* The request
Identify the lines bearing the string "JSON" and gather them.

* Material supplied
+++++
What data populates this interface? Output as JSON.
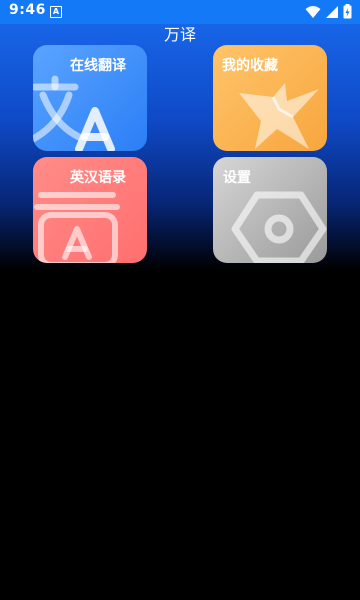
{
  "status_bar": {
    "time": "9:46",
    "notification_letter": "A"
  },
  "app": {
    "title": "万译"
  },
  "tiles": [
    {
      "label": "在线翻译",
      "icon": "translate-icon",
      "color": "#3b8ff8"
    },
    {
      "label": "我的收藏",
      "icon": "star-icon",
      "color": "#f9b04f"
    },
    {
      "label": "英汉语录",
      "icon": "dictionary-icon",
      "color": "#ff7b7b"
    },
    {
      "label": "设置",
      "icon": "settings-icon",
      "color": "#b7b7b7"
    }
  ]
}
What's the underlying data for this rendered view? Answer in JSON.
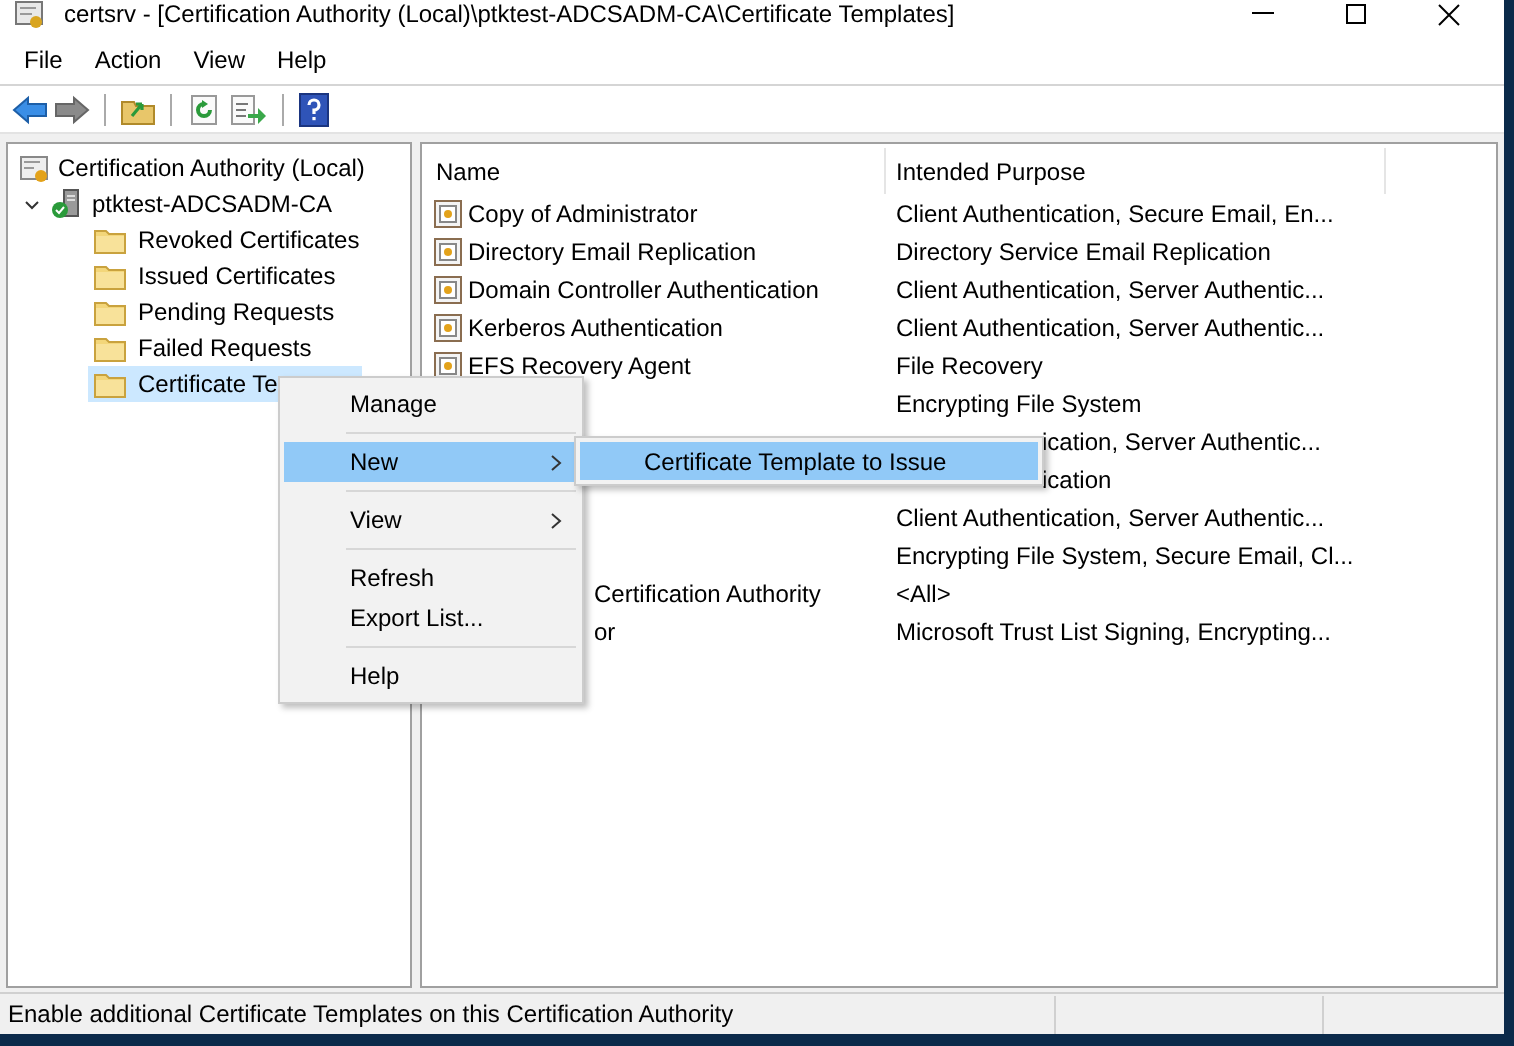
{
  "window": {
    "title": "certsrv - [Certification Authority (Local)\\ptktest-ADCSADM-CA\\Certificate Templates]"
  },
  "menu_bar": [
    "File",
    "Action",
    "View",
    "Help"
  ],
  "tree": {
    "label": "Certification Authority (Local)",
    "children": [
      {
        "label": "ptktest-ADCSADM-CA",
        "expanded": true,
        "selected": false,
        "children": [
          {
            "label": "Revoked Certificates",
            "selected": false
          },
          {
            "label": "Issued Certificates",
            "selected": false
          },
          {
            "label": "Pending Requests",
            "selected": false
          },
          {
            "label": "Failed Requests",
            "selected": false
          },
          {
            "label": "Certificate Te",
            "selected": true
          }
        ]
      }
    ]
  },
  "list": {
    "columns": [
      "Name",
      "Intended Purpose"
    ],
    "rows": [
      {
        "kind": "plain",
        "name": "Copy of Administrator",
        "purpose": "Client Authentication, Secure Email, En..."
      },
      {
        "kind": "plain",
        "name": "Directory Email Replication",
        "purpose": "Directory Service Email Replication"
      },
      {
        "kind": "plain",
        "name": "Domain Controller Authentication",
        "purpose": "Client Authentication, Server Authentic..."
      },
      {
        "kind": "plain",
        "name": "Kerberos Authentication",
        "purpose": "Client Authentication, Server Authentic..."
      },
      {
        "kind": "plain",
        "name": "EFS Recovery Agent",
        "purpose": "File Recovery"
      },
      {
        "kind": "name-covered",
        "purpose": "Encrypting File System"
      },
      {
        "kind": "purpose-covered",
        "purpose": "ication, Server Authentic..."
      },
      {
        "kind": "purpose-covered",
        "purpose": "ication"
      },
      {
        "kind": "name-covered",
        "purpose": "Client Authentication, Server Authentic..."
      },
      {
        "kind": "name-covered",
        "purpose": "Encrypting File System, Secure Email, Cl..."
      },
      {
        "kind": "name-covered",
        "name": "Certification Authority",
        "purpose": "<All>"
      },
      {
        "kind": "name-covered",
        "name": "or",
        "purpose": "Microsoft Trust List Signing, Encrypting..."
      }
    ]
  },
  "context_menu": {
    "items": [
      {
        "kind": "item",
        "label": "Manage",
        "submenu": false,
        "selected": false
      },
      {
        "kind": "separator"
      },
      {
        "kind": "item",
        "label": "New",
        "submenu": true,
        "selected": true
      },
      {
        "kind": "separator"
      },
      {
        "kind": "item",
        "label": "View",
        "submenu": true,
        "selected": false
      },
      {
        "kind": "separator"
      },
      {
        "kind": "item",
        "label": "Refresh",
        "submenu": false,
        "selected": false
      },
      {
        "kind": "item",
        "label": "Export List...",
        "submenu": false,
        "selected": false
      },
      {
        "kind": "separator"
      },
      {
        "kind": "item",
        "label": "Help",
        "submenu": false,
        "selected": false
      }
    ]
  },
  "submenu": {
    "items": [
      {
        "label": "Certificate Template to Issue",
        "selected": true
      }
    ]
  },
  "status_bar": {
    "text": "Enable additional Certificate Templates on this Certification Authority"
  }
}
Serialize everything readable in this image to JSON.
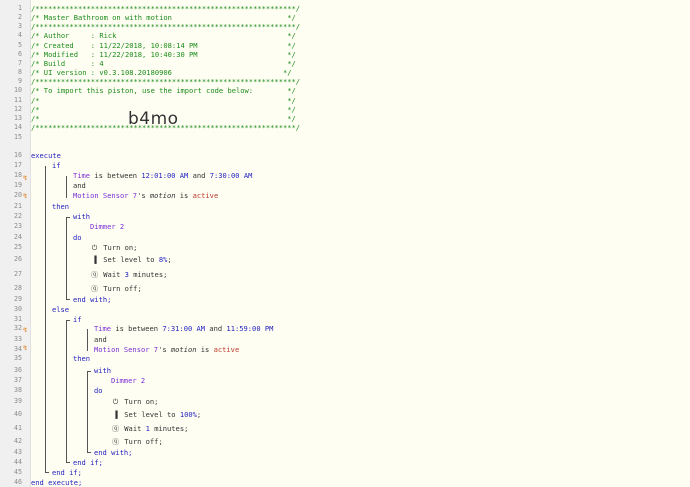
{
  "line_numbers": [
    "1",
    "2",
    "3",
    "4",
    "5",
    "6",
    "7",
    "8",
    "9",
    "10",
    "11",
    "12",
    "13",
    "14",
    "15",
    "16",
    "17",
    "18",
    "19",
    "20",
    "21",
    "22",
    "23",
    "24",
    "25",
    "26",
    "27",
    "28",
    "29",
    "30",
    "31",
    "32",
    "33",
    "34",
    "35",
    "36",
    "37",
    "38",
    "39",
    "40",
    "41",
    "42",
    "43",
    "44",
    "45",
    "46"
  ],
  "header": {
    "stars": "/*************************************************************/",
    "title": "/* Master Bathroom on with motion                           */",
    "author": "/* Author     : Rick                                        */",
    "created": "/* Created    : 11/22/2018, 10:08:14 PM                     */",
    "modified": "/* Modified   : 11/22/2018, 10:40:30 PM                     */",
    "build": "/* Build      : 4                                           */",
    "ui_version": "/* UI version : v0.3.108.20180906                          */",
    "import_note": "/* To import this piston, use the import code below:        */",
    "blank": "/*                                                          */",
    "import_code": "b4mo"
  },
  "kw": {
    "execute": "execute",
    "if": "if",
    "and": "and",
    "then": "then",
    "with": "with",
    "do": "do",
    "else": "else",
    "end_with": "end with;",
    "end_if": "end if;",
    "end_execute": "end execute;",
    "is_between": " is between ",
    "and_mid": " and ",
    "possessive": "'s ",
    "is": " is "
  },
  "cond": {
    "time": "Time",
    "t1_start": "12:01:00 AM",
    "t1_end": "7:30:00 AM",
    "t2_start": "7:31:00 AM",
    "t2_end": "11:59:00 PM",
    "device": "Motion Sensor 7",
    "attr": "motion",
    "state": "active"
  },
  "actions": {
    "dimmer": "Dimmer 2",
    "turn_on": "Turn on;",
    "set_level_prefix": "Set level to ",
    "level1": "8%",
    "level2": "100%",
    "semi": ";",
    "wait_prefix": "Wait ",
    "wait1": "3",
    "wait2": "1",
    "wait_suffix": " minutes;",
    "turn_off": "Turn off;"
  },
  "icons": [
    "power-icon",
    "signal-bars-icon",
    "clock-question-icon",
    "lightning-icon"
  ]
}
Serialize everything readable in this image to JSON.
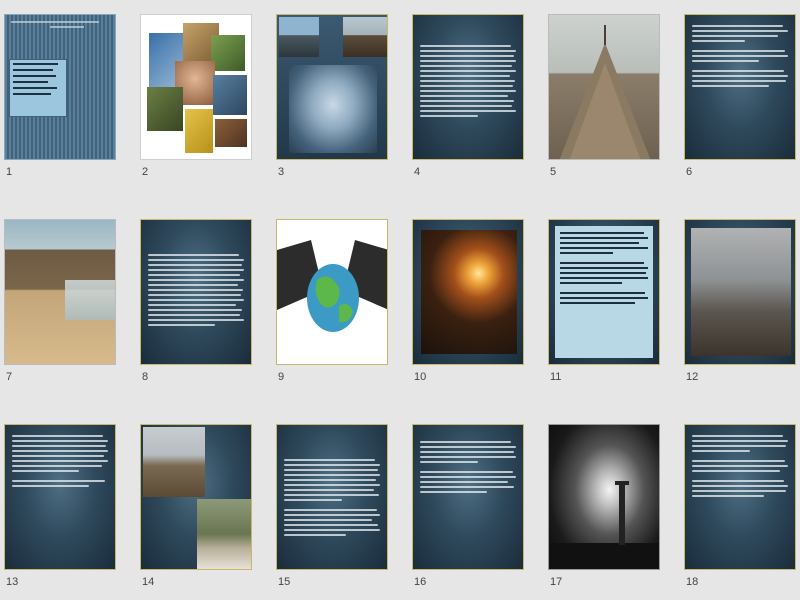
{
  "view": "slide-sorter",
  "slides": [
    {
      "number": "1",
      "kind": "title-bars"
    },
    {
      "number": "2",
      "kind": "photo-collage"
    },
    {
      "number": "3",
      "kind": "photo-grid"
    },
    {
      "number": "4",
      "kind": "text"
    },
    {
      "number": "5",
      "kind": "photo"
    },
    {
      "number": "6",
      "kind": "text"
    },
    {
      "number": "7",
      "kind": "photo"
    },
    {
      "number": "8",
      "kind": "text"
    },
    {
      "number": "9",
      "kind": "photo-handshake"
    },
    {
      "number": "10",
      "kind": "photo-fire"
    },
    {
      "number": "11",
      "kind": "text-light"
    },
    {
      "number": "12",
      "kind": "photo"
    },
    {
      "number": "13",
      "kind": "text"
    },
    {
      "number": "14",
      "kind": "photo-pair"
    },
    {
      "number": "15",
      "kind": "text"
    },
    {
      "number": "16",
      "kind": "text"
    },
    {
      "number": "17",
      "kind": "photo-explosion"
    },
    {
      "number": "18",
      "kind": "text"
    }
  ],
  "colors": {
    "slide_background": "#2f4a5d",
    "slide_border": "#c8b86a",
    "window_background": "#e6e6e6"
  }
}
+++++
* Response to the task
What data populates this interface? Output as JSON.
What's the underlying data for this rendered view? Answer in JSON.
Serialize everything readable in this image to JSON.
Serialize everything readable in this image to JSON.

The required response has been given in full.